* _GOAL_:
Exclude the pictures, then copy all remaining records exactly.

* _DATA IN THIS EXERCISE_:
··········
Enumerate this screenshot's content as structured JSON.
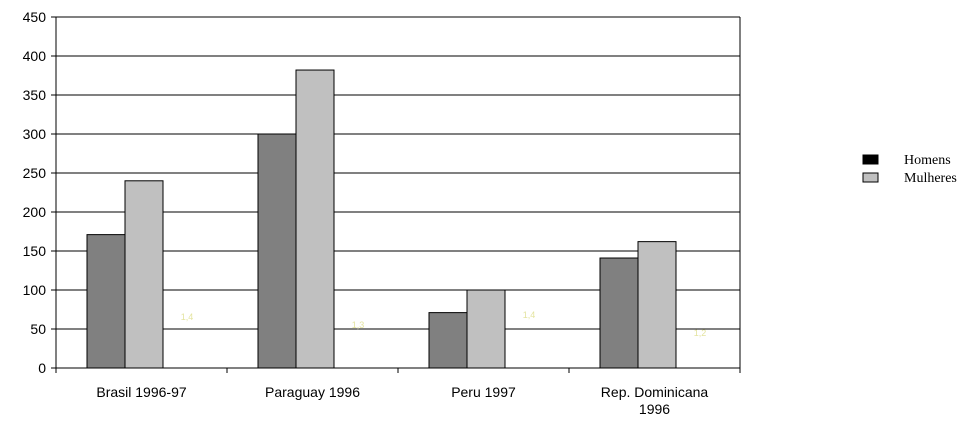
{
  "chart_data": {
    "type": "bar",
    "categories": [
      [
        "Brasil 1996-97"
      ],
      [
        "Paraguay 1996"
      ],
      [
        "Peru 1997"
      ],
      [
        "Rep. Dominicana",
        "1996"
      ]
    ],
    "series": [
      {
        "name": "Homens",
        "values": [
          171,
          300,
          71,
          141
        ],
        "color": "#808080",
        "legend_color": "#000000"
      },
      {
        "name": "Mulheres",
        "values": [
          240,
          382,
          100,
          162
        ],
        "color": "#c0c0c0",
        "legend_color": "#c0c0c0"
      }
    ],
    "faint_labels": [
      "1,4",
      "1,3",
      "1,4",
      "1,2"
    ],
    "ylim": [
      0,
      450
    ],
    "yticks": [
      0,
      50,
      100,
      150,
      200,
      250,
      300,
      350,
      400,
      450
    ],
    "grid": true,
    "legend_position": "right"
  }
}
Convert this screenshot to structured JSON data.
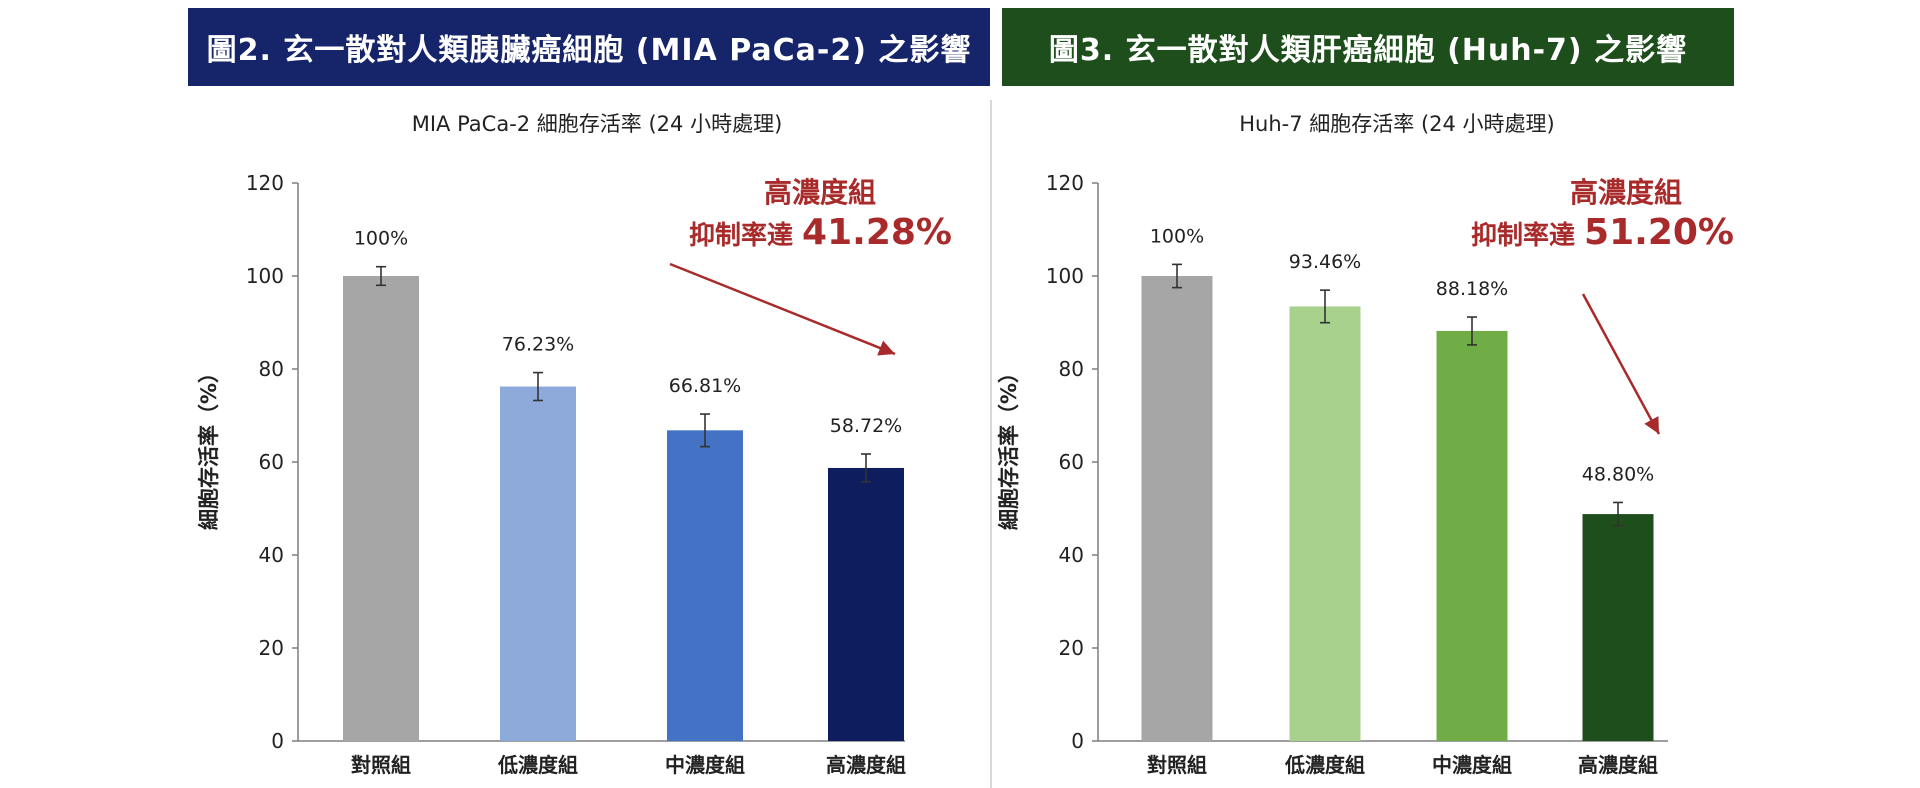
{
  "banners": {
    "left": "圖2. 玄一散對人類胰臟癌細胞 (MIA PaCa-2) 之影響",
    "right": "圖3. 玄一散對人類肝癌細胞 (Huh-7) 之影響"
  },
  "colors": {
    "banner_left": "#16246a",
    "banner_right": "#1e4e1c",
    "annotation": "#a92a2a"
  },
  "chart_data": [
    {
      "type": "bar",
      "title": "MIA PaCa-2 細胞存活率 (24 小時處理)",
      "ylabel": "細胞存活率（%）",
      "xlabel": "",
      "ylim": [
        0,
        120
      ],
      "yticks": [
        0,
        20,
        40,
        60,
        80,
        100,
        120
      ],
      "categories": [
        "對照組",
        "低濃度組",
        "中濃度組",
        "高濃度組"
      ],
      "values": [
        100,
        76.23,
        66.81,
        58.72
      ],
      "errors": [
        2,
        3,
        3.5,
        3
      ],
      "value_labels": [
        "100%",
        "76.23%",
        "66.81%",
        "58.72%"
      ],
      "bar_colors": [
        "#a6a6a6",
        "#8eaadb",
        "#4472c4",
        "#0e1d5e"
      ],
      "annotation": {
        "line1": "高濃度組",
        "line2": "抑制率達",
        "value": "41.28%"
      },
      "grid": false
    },
    {
      "type": "bar",
      "title": "Huh-7 細胞存活率 (24 小時處理)",
      "ylabel": "細胞存活率（%）",
      "xlabel": "",
      "ylim": [
        0,
        120
      ],
      "yticks": [
        0,
        20,
        40,
        60,
        80,
        100,
        120
      ],
      "categories": [
        "對照組",
        "低濃度組",
        "中濃度組",
        "高濃度組"
      ],
      "values": [
        100,
        93.46,
        88.18,
        48.8
      ],
      "errors": [
        2.5,
        3.5,
        3,
        2.5
      ],
      "value_labels": [
        "100%",
        "93.46%",
        "88.18%",
        "48.80%"
      ],
      "bar_colors": [
        "#a6a6a6",
        "#a9d18e",
        "#70ad47",
        "#1e4e1c"
      ],
      "annotation": {
        "line1": "高濃度組",
        "line2": "抑制率達",
        "value": "51.20%"
      },
      "grid": false
    }
  ]
}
··········
* _ANSWER IN FULL_:
Enumerate this screenshot's content as structured JSON.
{
  "chart_data": {
    "type": "bar",
    "categories": [
      [
        "Brasil 1996-97"
      ],
      [
        "Paraguay 1996"
      ],
      [
        "Peru 1997"
      ],
      [
        "Rep. Dominicana",
        "1996"
      ]
    ],
    "series": [
      {
        "name": "Homens",
        "values": [
          171,
          300,
          71,
          141
        ],
        "color": "#808080",
        "legend_color": "#000000"
      },
      {
        "name": "Mulheres",
        "values": [
          240,
          382,
          100,
          162
        ],
        "color": "#c0c0c0",
        "legend_color": "#c0c0c0"
      }
    ],
    "faint_labels": [
      "1,4",
      "1,3",
      "1,4",
      "1,2"
    ],
    "ylim": [
      0,
      450
    ],
    "yticks": [
      0,
      50,
      100,
      150,
      200,
      250,
      300,
      350,
      400,
      450
    ],
    "grid": true,
    "legend_position": "right"
  }
}
Convert this screenshot to structured JSON data.
{
  "banners": {
    "left": "圖2. 玄一散對人類胰臟癌細胞 (MIA PaCa-2) 之影響",
    "right": "圖3. 玄一散對人類肝癌細胞 (Huh-7) 之影響"
  },
  "colors": {
    "banner_left": "#16246a",
    "banner_right": "#1e4e1c",
    "annotation": "#a92a2a"
  },
  "chart_data": [
    {
      "type": "bar",
      "title": "MIA PaCa-2 細胞存活率 (24 小時處理)",
      "ylabel": "細胞存活率（%）",
      "xlabel": "",
      "ylim": [
        0,
        120
      ],
      "yticks": [
        0,
        20,
        40,
        60,
        80,
        100,
        120
      ],
      "categories": [
        "對照組",
        "低濃度組",
        "中濃度組",
        "高濃度組"
      ],
      "values": [
        100,
        76.23,
        66.81,
        58.72
      ],
      "errors": [
        2,
        3,
        3.5,
        3
      ],
      "value_labels": [
        "100%",
        "76.23%",
        "66.81%",
        "58.72%"
      ],
      "bar_colors": [
        "#a6a6a6",
        "#8eaadb",
        "#4472c4",
        "#0e1d5e"
      ],
      "annotation": {
        "line1": "高濃度組",
        "line2": "抑制率達",
        "value": "41.28%"
      },
      "grid": false
    },
    {
      "type": "bar",
      "title": "Huh-7 細胞存活率 (24 小時處理)",
      "ylabel": "細胞存活率（%）",
      "xlabel": "",
      "ylim": [
        0,
        120
      ],
      "yticks": [
        0,
        20,
        40,
        60,
        80,
        100,
        120
      ],
      "categories": [
        "對照組",
        "低濃度組",
        "中濃度組",
        "高濃度組"
      ],
      "values": [
        100,
        93.46,
        88.18,
        48.8
      ],
      "errors": [
        2.5,
        3.5,
        3,
        2.5
      ],
      "value_labels": [
        "100%",
        "93.46%",
        "88.18%",
        "48.80%"
      ],
      "bar_colors": [
        "#a6a6a6",
        "#a9d18e",
        "#70ad47",
        "#1e4e1c"
      ],
      "annotation": {
        "line1": "高濃度組",
        "line2": "抑制率達",
        "value": "51.20%"
      },
      "grid": false
    }
  ]
}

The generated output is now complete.